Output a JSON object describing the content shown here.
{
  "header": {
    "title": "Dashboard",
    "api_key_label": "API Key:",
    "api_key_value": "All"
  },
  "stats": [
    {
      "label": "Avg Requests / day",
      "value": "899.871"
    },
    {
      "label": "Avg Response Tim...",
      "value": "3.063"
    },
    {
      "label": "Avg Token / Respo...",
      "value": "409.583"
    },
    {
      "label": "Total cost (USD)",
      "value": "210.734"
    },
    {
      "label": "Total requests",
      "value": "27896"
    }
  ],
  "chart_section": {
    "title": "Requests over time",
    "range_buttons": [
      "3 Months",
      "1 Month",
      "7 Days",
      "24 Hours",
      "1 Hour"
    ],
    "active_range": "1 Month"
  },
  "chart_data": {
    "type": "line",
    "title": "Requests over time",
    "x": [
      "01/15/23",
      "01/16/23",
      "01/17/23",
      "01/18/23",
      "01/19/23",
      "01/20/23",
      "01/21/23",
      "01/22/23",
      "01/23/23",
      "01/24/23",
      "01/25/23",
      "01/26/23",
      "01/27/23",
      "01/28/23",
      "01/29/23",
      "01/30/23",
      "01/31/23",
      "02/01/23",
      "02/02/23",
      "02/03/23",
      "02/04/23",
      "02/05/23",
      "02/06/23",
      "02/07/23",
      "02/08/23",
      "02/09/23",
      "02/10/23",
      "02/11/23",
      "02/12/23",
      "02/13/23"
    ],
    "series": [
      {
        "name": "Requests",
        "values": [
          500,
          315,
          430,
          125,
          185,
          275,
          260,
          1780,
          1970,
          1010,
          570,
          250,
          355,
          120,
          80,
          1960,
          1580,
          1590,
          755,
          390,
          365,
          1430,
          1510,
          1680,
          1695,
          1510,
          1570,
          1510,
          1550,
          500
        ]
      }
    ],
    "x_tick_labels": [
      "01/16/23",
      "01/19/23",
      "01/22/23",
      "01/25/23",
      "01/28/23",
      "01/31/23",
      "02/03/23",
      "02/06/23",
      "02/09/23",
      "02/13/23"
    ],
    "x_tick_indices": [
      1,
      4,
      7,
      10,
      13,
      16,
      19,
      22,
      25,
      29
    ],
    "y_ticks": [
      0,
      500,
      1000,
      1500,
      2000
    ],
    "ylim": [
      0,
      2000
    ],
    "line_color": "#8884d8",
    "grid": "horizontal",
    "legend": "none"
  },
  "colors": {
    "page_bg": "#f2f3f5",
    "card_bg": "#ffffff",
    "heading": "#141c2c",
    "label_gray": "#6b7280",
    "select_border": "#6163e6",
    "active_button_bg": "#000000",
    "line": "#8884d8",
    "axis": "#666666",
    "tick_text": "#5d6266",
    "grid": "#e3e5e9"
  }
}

==

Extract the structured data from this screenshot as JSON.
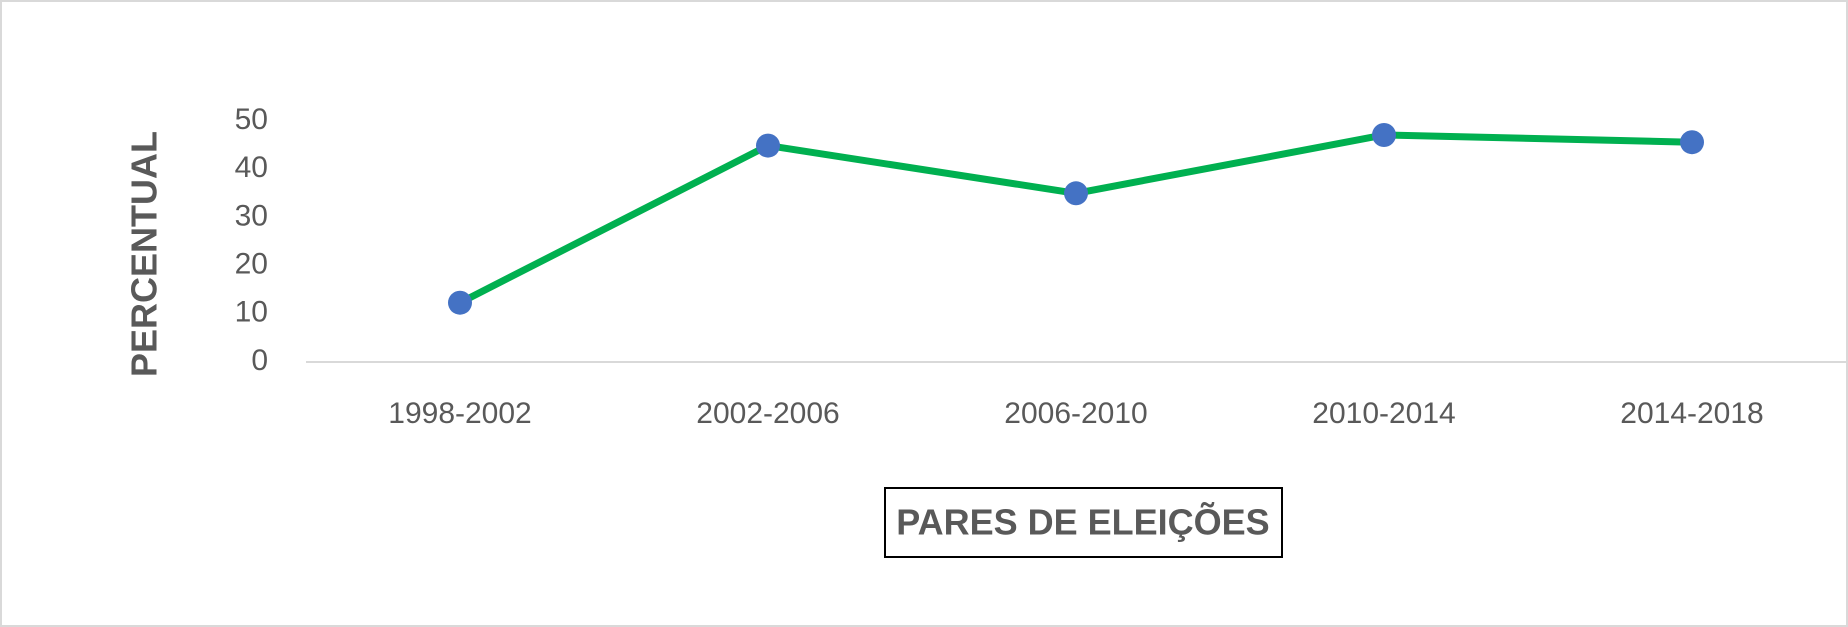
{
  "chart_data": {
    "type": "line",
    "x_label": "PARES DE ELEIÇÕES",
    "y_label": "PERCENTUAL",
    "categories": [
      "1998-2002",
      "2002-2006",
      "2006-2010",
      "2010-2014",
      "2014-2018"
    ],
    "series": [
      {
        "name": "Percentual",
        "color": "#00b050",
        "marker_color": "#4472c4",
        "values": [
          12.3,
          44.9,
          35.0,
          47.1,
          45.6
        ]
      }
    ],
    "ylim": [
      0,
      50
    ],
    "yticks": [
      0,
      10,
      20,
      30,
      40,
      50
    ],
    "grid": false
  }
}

YOUR OBJECTIVE.
Reply with the number of lines in the preceding entries that contain "Total", and no other words.

SOLUTION.
2